* Begin EXTRACTED INFORMATION *

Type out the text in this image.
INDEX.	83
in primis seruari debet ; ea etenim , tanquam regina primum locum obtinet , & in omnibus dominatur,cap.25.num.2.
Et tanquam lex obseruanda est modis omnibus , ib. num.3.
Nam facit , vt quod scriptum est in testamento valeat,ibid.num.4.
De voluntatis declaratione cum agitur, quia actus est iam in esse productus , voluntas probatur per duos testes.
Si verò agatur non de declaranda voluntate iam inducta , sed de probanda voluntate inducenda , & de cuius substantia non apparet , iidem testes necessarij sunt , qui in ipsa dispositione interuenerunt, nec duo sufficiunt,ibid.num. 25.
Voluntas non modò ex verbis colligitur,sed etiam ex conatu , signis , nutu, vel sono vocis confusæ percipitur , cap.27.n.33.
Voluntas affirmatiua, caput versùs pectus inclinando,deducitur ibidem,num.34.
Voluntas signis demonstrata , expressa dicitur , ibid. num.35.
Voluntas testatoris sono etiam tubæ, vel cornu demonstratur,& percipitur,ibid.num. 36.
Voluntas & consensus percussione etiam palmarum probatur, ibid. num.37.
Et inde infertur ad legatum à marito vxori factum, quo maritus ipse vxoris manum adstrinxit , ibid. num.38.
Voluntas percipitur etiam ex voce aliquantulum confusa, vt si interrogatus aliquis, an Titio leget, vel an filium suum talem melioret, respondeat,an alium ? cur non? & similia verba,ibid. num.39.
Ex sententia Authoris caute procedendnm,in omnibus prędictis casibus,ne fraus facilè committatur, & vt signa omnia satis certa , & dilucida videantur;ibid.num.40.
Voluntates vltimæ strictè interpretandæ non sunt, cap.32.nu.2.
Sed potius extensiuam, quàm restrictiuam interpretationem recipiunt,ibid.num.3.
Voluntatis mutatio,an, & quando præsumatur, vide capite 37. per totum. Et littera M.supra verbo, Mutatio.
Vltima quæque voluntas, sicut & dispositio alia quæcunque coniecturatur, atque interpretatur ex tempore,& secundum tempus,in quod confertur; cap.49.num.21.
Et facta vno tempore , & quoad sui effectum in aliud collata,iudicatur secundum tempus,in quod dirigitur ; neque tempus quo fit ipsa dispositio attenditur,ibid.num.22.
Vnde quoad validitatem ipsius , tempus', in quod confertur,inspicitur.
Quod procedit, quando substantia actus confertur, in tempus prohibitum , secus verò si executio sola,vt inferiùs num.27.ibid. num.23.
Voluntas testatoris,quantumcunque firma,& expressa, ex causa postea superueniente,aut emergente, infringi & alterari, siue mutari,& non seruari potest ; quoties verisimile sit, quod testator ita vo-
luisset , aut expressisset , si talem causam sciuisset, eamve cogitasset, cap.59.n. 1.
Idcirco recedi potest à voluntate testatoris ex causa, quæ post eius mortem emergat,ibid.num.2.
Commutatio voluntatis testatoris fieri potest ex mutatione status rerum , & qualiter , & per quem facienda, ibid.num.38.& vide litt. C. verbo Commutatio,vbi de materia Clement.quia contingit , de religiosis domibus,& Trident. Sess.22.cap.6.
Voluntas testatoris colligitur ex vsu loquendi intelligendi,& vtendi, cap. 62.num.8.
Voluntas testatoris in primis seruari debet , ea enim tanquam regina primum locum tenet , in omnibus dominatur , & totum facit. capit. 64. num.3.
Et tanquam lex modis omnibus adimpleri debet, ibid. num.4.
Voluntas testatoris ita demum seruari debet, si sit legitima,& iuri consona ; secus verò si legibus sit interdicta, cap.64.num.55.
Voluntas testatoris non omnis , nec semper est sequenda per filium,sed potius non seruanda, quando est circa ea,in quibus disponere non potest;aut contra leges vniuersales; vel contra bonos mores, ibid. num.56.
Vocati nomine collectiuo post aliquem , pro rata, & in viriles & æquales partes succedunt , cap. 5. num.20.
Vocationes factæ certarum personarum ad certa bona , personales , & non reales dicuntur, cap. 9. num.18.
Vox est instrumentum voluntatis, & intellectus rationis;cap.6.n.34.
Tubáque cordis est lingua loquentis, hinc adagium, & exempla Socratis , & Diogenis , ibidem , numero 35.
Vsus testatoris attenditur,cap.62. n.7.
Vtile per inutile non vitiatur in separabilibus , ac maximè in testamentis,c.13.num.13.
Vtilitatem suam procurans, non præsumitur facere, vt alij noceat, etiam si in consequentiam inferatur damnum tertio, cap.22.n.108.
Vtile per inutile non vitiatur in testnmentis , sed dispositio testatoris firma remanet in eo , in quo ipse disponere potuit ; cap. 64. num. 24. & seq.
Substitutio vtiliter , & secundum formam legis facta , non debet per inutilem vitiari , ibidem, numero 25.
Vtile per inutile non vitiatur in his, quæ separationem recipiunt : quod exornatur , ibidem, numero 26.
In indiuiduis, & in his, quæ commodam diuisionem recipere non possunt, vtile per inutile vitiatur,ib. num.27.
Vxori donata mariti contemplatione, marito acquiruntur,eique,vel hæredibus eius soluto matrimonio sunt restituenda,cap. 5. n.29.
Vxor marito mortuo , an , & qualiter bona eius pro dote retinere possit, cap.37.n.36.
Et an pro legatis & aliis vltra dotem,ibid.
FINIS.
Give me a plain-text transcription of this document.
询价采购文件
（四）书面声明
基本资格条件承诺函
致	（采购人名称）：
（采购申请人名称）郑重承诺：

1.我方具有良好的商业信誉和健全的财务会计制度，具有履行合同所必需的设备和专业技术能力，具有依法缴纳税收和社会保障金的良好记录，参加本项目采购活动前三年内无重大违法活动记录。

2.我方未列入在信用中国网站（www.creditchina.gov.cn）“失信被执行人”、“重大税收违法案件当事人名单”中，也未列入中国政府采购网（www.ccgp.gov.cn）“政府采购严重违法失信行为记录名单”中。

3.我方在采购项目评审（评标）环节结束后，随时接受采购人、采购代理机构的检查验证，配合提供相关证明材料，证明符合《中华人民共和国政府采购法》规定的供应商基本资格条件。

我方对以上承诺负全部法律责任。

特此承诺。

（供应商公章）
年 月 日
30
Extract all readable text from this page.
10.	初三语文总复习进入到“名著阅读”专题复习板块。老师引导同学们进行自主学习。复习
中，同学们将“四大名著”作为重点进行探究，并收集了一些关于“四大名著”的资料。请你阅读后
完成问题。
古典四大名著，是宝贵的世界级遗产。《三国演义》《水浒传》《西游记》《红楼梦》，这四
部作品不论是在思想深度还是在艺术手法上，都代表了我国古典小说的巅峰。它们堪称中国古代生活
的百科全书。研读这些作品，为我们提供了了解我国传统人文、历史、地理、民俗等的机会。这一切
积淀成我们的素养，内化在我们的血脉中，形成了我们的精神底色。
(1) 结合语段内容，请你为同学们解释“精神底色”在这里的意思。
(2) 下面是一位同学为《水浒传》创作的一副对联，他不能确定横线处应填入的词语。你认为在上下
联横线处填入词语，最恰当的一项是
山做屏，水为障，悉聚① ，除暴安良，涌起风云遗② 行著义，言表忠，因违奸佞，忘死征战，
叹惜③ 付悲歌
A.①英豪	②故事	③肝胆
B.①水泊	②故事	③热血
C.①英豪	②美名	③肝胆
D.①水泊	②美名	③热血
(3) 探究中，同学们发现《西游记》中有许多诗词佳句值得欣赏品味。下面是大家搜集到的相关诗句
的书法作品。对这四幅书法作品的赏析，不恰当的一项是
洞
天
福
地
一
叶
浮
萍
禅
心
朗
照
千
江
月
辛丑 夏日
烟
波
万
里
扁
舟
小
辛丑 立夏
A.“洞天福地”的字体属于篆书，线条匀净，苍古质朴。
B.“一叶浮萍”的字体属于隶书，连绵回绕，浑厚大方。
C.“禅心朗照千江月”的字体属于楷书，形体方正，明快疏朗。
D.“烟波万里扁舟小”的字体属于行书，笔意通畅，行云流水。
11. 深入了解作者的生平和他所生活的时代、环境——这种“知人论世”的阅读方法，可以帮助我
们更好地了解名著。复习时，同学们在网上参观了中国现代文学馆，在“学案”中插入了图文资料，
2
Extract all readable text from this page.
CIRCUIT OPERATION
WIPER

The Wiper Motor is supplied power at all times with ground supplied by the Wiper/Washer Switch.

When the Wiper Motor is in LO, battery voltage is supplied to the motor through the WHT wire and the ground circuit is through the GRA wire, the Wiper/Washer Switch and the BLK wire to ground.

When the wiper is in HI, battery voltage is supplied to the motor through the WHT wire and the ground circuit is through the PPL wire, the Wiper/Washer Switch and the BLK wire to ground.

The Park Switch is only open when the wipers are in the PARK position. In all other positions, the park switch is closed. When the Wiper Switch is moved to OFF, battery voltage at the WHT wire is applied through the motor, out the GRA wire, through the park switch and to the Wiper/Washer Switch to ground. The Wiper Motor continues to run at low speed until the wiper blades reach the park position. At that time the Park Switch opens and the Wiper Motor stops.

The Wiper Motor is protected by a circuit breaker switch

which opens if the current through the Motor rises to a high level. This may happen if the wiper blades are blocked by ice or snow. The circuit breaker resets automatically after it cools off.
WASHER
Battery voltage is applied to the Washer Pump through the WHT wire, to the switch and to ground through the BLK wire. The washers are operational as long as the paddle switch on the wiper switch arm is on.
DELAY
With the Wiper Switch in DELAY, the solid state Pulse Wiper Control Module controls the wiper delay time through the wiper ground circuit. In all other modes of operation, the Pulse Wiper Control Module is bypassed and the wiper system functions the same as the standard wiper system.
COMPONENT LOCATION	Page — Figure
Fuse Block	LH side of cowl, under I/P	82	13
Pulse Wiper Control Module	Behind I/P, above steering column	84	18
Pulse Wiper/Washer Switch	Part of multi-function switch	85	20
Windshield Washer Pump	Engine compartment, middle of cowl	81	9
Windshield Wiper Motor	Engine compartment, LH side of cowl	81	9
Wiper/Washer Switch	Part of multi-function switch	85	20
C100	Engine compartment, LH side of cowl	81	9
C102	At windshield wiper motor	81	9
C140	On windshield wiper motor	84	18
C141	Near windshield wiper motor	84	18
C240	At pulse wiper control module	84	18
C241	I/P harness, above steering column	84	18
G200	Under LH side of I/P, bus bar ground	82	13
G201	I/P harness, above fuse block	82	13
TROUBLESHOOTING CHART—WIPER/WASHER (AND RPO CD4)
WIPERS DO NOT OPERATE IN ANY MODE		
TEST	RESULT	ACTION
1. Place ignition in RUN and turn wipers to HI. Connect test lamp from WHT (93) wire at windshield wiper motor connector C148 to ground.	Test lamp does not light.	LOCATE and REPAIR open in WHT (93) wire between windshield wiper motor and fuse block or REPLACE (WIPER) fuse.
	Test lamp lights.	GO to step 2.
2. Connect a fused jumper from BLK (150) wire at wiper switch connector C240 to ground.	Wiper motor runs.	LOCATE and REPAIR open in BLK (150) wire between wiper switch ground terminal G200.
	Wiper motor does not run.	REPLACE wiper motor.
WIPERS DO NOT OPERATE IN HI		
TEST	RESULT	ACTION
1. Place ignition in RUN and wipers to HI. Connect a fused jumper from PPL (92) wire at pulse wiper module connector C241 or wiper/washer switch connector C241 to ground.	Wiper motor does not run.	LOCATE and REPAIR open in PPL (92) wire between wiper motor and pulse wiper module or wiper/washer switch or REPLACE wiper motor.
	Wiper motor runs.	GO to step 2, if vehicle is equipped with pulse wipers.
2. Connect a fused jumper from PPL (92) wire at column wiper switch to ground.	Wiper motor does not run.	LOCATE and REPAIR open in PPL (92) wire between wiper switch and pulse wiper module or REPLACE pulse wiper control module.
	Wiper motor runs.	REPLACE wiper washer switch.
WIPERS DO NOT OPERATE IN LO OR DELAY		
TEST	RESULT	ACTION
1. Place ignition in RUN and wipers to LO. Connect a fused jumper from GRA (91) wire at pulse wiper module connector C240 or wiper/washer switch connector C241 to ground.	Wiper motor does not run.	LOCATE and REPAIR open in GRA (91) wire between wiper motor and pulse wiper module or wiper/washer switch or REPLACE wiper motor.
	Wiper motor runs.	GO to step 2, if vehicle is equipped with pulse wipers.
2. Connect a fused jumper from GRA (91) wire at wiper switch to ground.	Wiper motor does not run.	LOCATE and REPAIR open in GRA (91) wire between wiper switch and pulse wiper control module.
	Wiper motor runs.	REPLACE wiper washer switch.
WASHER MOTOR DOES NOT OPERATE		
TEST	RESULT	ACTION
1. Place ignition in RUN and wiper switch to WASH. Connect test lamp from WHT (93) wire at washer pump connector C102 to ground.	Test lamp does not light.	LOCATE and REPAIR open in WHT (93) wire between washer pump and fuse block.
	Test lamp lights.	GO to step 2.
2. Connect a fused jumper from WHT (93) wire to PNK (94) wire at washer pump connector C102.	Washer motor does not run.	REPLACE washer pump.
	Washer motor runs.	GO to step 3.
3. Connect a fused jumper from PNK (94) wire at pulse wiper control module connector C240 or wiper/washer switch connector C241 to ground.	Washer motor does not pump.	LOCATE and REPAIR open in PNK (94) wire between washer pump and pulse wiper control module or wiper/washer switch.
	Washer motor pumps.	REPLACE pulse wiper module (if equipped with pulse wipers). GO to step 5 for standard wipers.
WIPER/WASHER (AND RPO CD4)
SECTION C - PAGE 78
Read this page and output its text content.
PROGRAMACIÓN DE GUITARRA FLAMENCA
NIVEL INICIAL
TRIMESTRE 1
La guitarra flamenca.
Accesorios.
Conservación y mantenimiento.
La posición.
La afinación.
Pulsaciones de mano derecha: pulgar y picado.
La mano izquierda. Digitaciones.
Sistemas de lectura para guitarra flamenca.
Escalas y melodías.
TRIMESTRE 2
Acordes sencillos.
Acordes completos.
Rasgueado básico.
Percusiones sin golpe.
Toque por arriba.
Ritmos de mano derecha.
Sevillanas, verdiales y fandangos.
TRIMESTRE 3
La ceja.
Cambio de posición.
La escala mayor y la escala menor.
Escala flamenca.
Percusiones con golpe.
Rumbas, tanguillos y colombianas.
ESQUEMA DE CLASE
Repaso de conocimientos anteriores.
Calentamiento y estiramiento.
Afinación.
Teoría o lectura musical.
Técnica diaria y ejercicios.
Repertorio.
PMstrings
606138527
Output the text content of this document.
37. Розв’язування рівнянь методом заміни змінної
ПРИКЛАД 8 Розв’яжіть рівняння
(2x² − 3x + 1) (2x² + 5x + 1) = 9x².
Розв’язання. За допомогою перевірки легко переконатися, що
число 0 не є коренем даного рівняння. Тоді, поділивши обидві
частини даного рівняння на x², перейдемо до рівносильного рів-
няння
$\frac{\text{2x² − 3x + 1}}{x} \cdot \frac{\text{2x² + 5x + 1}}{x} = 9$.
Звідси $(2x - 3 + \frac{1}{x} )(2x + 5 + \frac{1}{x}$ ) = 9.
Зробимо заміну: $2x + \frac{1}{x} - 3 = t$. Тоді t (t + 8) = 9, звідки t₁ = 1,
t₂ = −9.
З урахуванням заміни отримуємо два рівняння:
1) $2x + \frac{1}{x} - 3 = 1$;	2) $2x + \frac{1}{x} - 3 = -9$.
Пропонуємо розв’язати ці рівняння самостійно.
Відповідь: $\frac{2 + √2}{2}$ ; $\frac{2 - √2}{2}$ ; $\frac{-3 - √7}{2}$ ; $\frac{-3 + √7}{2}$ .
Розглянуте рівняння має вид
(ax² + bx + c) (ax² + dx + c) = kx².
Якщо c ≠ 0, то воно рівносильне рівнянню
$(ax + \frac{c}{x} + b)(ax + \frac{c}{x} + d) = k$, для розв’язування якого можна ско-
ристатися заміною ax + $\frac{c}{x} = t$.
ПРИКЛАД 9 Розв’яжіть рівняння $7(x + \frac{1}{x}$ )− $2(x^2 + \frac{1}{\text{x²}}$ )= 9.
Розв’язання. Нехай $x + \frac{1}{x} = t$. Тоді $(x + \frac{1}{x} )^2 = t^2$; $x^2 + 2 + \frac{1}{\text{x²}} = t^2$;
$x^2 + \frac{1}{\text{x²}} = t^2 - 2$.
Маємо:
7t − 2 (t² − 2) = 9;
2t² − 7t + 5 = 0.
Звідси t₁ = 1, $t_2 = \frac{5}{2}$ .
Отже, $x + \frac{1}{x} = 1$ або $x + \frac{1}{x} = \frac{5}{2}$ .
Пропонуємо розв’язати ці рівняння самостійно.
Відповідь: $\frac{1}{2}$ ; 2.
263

* End EXTRACTED INFORMATION *

PROBLEM TO SOLVE>
Beginning at the line where "Output the text content of this document." appears, extract each line through the end of the data above; keep them exact and include nothing else.

PROBLEM SOLUTION>
Output the text content of this document.
37. Розв’язування рівнянь методом заміни змінної
ПРИКЛАД 8 Розв’яжіть рівняння
(2x² − 3x + 1) (2x² + 5x + 1) = 9x².
Розв’язання. За допомогою перевірки легко переконатися, що
число 0 не є коренем даного рівняння. Тоді, поділивши обидві
частини даного рівняння на x², перейдемо до рівносильного рів-
няння
$\frac{\text{2x² − 3x + 1}}{x} \cdot \frac{\text{2x² + 5x + 1}}{x} = 9$.
Звідси $(2x - 3 + \frac{1}{x} )(2x + 5 + \frac{1}{x}$ ) = 9.
Зробимо заміну: $2x + \frac{1}{x} - 3 = t$. Тоді t (t + 8) = 9, звідки t₁ = 1,
t₂ = −9.
З урахуванням заміни отримуємо два рівняння:
1) $2x + \frac{1}{x} - 3 = 1$;	2) $2x + \frac{1}{x} - 3 = -9$.
Пропонуємо розв’язати ці рівняння самостійно.
Відповідь: $\frac{2 + √2}{2}$ ; $\frac{2 - √2}{2}$ ; $\frac{-3 - √7}{2}$ ; $\frac{-3 + √7}{2}$ .
Розглянуте рівняння має вид
(ax² + bx + c) (ax² + dx + c) = kx².
Якщо c ≠ 0, то воно рівносильне рівнянню
$(ax + \frac{c}{x} + b)(ax + \frac{c}{x} + d) = k$, для розв’язування якого можна ско-
ристатися заміною ax + $\frac{c}{x} = t$.
ПРИКЛАД 9 Розв’яжіть рівняння $7(x + \frac{1}{x}$ )− $2(x^2 + \frac{1}{\text{x²}}$ )= 9.
Розв’язання. Нехай $x + \frac{1}{x} = t$. Тоді $(x + \frac{1}{x} )^2 = t^2$; $x^2 + 2 + \frac{1}{\text{x²}} = t^2$;
$x^2 + \frac{1}{\text{x²}} = t^2 - 2$.
Маємо:
7t − 2 (t² − 2) = 9;
2t² − 7t + 5 = 0.
Звідси t₁ = 1, $t_2 = \frac{5}{2}$ .
Отже, $x + \frac{1}{x} = 1$ або $x + \frac{1}{x} = \frac{5}{2}$ .
Пропонуємо розв’язати ці рівняння самостійно.
Відповідь: $\frac{1}{2}$ ; 2.
263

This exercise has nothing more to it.